→ **The task**
In the data below, restate exactly the lines from the one with "Give me the" to the final line, both included, but not the pictures.

→ **Supplied data**

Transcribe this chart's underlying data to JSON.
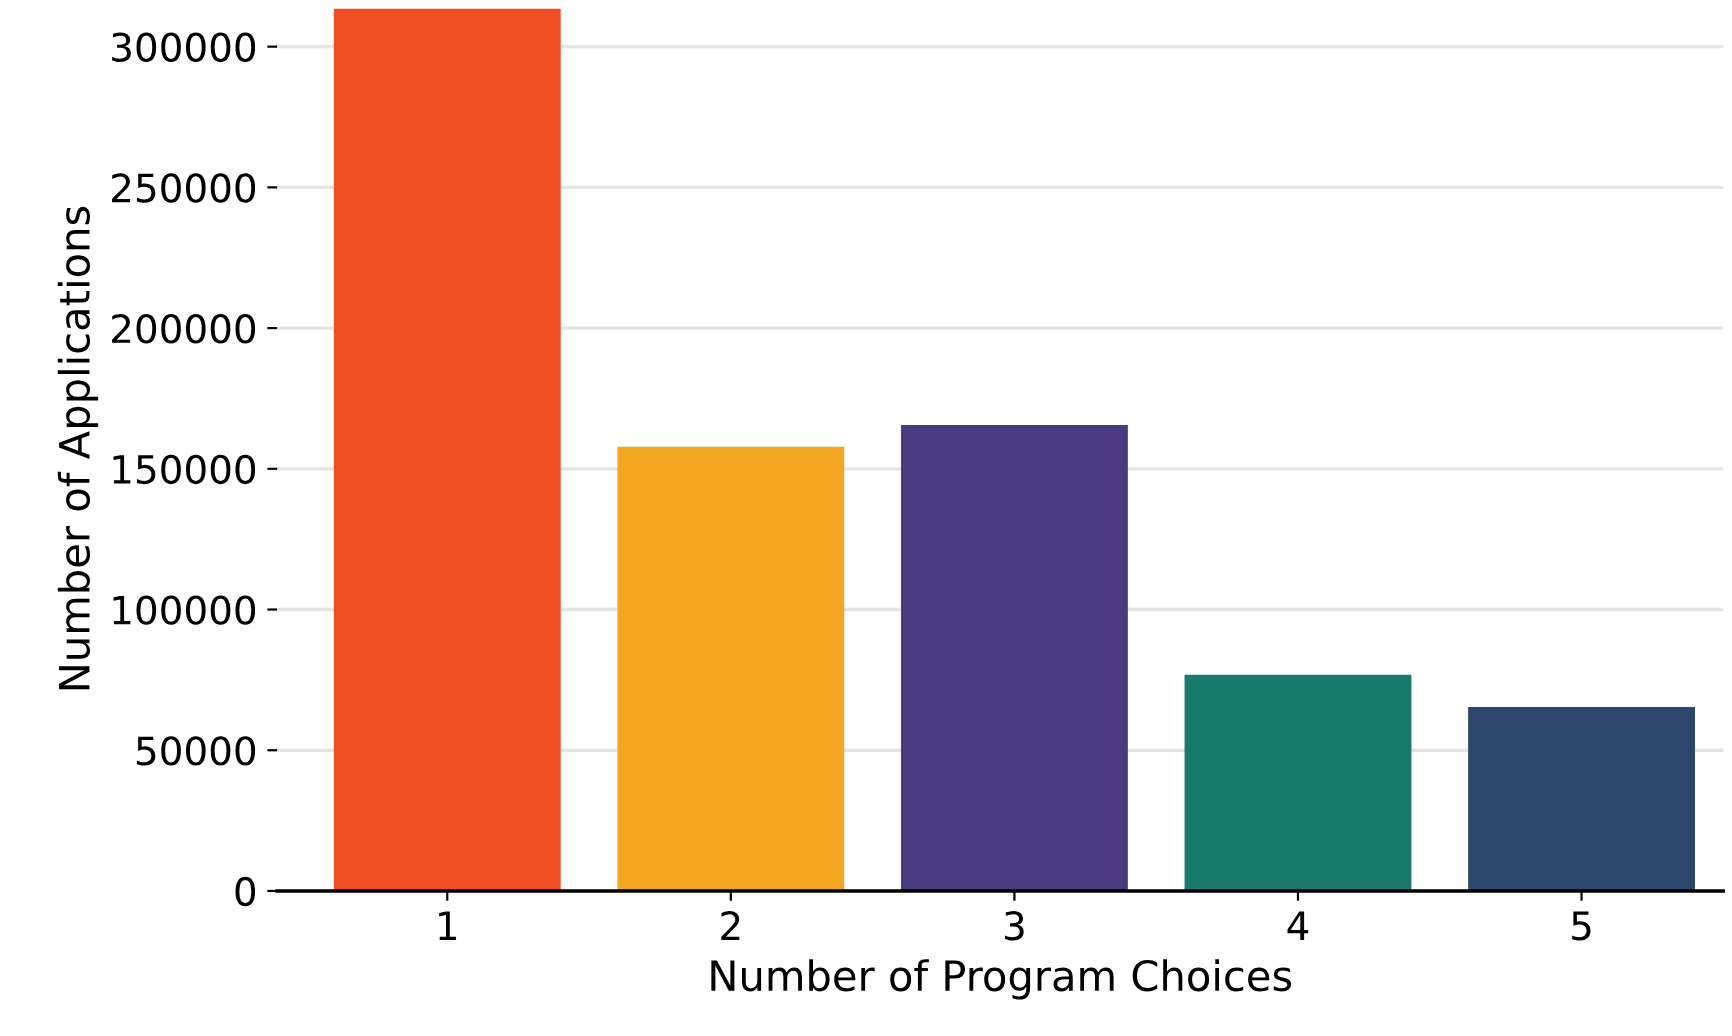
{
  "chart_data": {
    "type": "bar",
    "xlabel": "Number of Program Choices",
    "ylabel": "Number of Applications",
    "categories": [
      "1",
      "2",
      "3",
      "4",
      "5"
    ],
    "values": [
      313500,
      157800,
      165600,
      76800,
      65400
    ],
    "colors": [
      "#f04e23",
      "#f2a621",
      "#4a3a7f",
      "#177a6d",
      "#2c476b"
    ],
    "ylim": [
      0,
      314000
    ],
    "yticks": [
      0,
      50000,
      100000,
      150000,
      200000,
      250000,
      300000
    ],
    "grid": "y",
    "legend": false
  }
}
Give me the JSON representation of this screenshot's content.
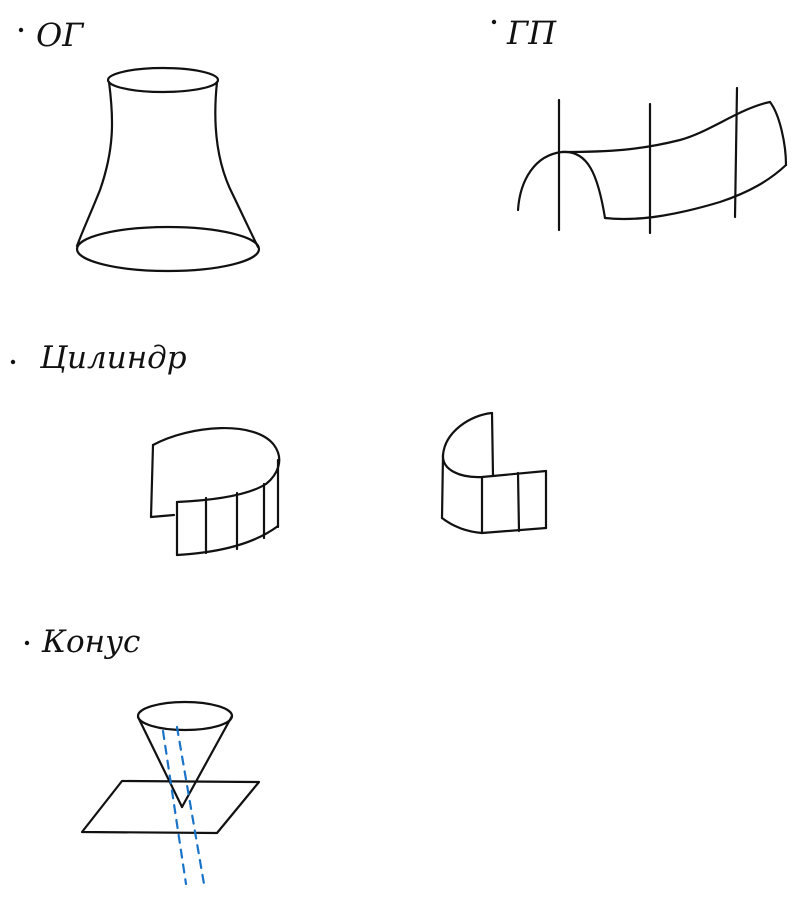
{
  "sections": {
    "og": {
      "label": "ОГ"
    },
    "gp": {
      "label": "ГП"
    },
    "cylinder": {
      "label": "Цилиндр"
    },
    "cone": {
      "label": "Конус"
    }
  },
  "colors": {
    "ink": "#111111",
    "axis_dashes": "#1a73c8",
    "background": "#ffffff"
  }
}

→ **Finished answer**
Give me the JSON representation of this screenshot's content.
{
  "sections": {
    "og": {
      "label": "ОГ"
    },
    "gp": {
      "label": "ГП"
    },
    "cylinder": {
      "label": "Цилиндр"
    },
    "cone": {
      "label": "Конус"
    }
  },
  "colors": {
    "ink": "#111111",
    "axis_dashes": "#1a73c8",
    "background": "#ffffff"
  }
}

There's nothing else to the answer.